_CHALLENGE_: How many lines of these entries include the string "bottom"? State the number alone.

_SUPPLIED INFORMATION_:
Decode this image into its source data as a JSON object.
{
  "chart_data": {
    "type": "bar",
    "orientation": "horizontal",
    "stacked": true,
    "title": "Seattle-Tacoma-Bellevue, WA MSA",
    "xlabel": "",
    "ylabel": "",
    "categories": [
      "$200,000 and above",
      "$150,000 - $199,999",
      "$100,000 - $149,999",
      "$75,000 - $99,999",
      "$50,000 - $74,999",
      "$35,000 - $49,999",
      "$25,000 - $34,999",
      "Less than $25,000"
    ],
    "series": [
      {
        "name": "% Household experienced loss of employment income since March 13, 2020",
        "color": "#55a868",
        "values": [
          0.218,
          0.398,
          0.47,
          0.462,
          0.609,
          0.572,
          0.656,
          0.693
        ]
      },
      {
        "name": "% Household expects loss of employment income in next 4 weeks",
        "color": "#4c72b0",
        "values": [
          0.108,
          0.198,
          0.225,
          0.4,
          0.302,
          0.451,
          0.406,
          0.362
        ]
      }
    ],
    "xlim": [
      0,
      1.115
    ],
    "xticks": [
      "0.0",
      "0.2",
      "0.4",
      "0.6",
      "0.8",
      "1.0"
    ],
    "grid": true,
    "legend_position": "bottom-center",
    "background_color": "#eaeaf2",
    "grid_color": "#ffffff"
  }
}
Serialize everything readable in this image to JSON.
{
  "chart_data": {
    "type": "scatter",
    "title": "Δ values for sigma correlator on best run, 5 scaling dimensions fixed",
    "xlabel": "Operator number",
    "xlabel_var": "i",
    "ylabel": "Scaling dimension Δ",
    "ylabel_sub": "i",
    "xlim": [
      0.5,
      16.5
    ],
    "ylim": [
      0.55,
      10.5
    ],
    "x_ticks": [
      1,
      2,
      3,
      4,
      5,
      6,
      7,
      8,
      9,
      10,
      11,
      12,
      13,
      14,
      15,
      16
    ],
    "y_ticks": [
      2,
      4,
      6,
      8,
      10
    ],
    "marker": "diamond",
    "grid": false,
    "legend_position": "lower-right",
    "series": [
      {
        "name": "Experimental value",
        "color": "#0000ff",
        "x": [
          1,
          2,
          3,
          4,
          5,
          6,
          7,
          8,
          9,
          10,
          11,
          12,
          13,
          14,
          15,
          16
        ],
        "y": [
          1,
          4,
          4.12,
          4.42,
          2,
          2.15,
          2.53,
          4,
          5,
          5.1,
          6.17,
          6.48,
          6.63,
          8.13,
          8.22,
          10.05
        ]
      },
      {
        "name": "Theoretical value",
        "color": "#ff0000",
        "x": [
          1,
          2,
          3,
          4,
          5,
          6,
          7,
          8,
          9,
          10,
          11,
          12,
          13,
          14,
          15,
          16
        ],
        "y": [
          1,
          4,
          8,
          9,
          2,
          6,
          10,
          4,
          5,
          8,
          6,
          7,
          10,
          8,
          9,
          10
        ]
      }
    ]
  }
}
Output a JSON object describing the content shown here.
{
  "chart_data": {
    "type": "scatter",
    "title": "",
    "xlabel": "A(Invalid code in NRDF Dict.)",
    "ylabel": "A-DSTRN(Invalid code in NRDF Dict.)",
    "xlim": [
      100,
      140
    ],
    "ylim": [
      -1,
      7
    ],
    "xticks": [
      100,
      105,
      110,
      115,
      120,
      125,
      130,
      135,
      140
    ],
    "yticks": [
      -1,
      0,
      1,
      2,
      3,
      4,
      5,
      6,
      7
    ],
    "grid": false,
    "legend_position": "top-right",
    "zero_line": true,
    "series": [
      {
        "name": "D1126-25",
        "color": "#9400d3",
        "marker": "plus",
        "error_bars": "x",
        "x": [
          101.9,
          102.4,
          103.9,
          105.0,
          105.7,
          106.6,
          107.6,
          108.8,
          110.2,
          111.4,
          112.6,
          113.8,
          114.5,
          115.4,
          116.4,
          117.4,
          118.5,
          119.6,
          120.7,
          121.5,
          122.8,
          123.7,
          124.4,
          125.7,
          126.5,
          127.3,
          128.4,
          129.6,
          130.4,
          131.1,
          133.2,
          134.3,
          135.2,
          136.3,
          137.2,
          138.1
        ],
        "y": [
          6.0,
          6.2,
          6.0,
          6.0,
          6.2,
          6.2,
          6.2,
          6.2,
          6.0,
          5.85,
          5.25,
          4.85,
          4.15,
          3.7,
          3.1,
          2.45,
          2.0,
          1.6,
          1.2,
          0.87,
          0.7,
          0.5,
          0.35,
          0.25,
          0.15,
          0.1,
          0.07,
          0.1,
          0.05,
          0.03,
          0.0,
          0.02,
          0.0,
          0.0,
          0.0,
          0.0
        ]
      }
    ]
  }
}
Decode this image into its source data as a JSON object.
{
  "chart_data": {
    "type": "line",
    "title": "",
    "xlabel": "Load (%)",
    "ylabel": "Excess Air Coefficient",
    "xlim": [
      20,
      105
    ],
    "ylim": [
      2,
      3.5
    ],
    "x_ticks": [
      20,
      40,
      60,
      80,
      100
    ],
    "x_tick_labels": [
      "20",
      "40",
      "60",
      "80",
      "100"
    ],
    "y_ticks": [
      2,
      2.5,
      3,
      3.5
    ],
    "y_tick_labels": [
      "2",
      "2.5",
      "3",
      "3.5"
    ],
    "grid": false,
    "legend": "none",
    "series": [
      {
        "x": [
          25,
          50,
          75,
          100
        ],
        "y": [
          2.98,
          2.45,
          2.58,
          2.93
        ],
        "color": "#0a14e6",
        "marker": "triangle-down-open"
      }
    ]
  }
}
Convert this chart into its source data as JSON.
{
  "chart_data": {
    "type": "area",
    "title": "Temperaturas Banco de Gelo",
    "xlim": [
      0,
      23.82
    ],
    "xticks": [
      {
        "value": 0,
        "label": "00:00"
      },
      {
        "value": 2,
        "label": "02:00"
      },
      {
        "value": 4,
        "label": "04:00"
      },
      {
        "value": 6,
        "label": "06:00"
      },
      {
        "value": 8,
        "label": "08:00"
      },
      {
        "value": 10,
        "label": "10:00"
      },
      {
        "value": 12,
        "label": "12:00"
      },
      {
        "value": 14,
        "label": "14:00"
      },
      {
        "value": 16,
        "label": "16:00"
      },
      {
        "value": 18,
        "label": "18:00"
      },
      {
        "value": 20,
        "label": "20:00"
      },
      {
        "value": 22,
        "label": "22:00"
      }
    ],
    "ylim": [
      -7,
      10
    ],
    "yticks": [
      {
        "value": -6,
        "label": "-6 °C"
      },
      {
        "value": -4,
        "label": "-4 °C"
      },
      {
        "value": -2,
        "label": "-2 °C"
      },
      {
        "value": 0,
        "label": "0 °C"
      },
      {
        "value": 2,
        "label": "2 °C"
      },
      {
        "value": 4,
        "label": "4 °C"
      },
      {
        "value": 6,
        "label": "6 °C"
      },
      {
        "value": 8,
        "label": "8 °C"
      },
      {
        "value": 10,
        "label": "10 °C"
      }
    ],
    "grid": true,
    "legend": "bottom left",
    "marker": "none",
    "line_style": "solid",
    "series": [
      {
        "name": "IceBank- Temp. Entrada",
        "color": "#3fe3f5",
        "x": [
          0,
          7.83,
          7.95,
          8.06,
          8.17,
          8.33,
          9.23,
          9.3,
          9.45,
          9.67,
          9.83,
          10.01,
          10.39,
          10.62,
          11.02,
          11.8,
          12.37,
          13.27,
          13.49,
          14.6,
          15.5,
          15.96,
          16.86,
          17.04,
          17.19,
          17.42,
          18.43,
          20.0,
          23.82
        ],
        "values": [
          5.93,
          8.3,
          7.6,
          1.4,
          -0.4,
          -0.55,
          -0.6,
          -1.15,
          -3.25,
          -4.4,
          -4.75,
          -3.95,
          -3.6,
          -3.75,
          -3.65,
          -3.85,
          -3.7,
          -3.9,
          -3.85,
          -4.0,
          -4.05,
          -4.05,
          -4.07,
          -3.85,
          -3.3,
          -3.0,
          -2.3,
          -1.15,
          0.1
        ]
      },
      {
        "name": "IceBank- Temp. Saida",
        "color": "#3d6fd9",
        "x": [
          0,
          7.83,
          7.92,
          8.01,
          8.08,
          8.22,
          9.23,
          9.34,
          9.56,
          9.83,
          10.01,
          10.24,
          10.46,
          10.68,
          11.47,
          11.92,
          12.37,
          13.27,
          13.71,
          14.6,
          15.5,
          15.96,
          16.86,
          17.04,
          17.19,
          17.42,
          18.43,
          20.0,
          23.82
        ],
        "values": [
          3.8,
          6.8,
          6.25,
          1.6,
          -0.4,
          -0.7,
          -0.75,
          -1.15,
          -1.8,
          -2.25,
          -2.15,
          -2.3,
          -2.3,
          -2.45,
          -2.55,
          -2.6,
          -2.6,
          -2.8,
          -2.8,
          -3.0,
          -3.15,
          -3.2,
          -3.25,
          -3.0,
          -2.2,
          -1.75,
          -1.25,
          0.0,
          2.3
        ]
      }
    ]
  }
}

_REPLY TO THE EXERCISE_: 2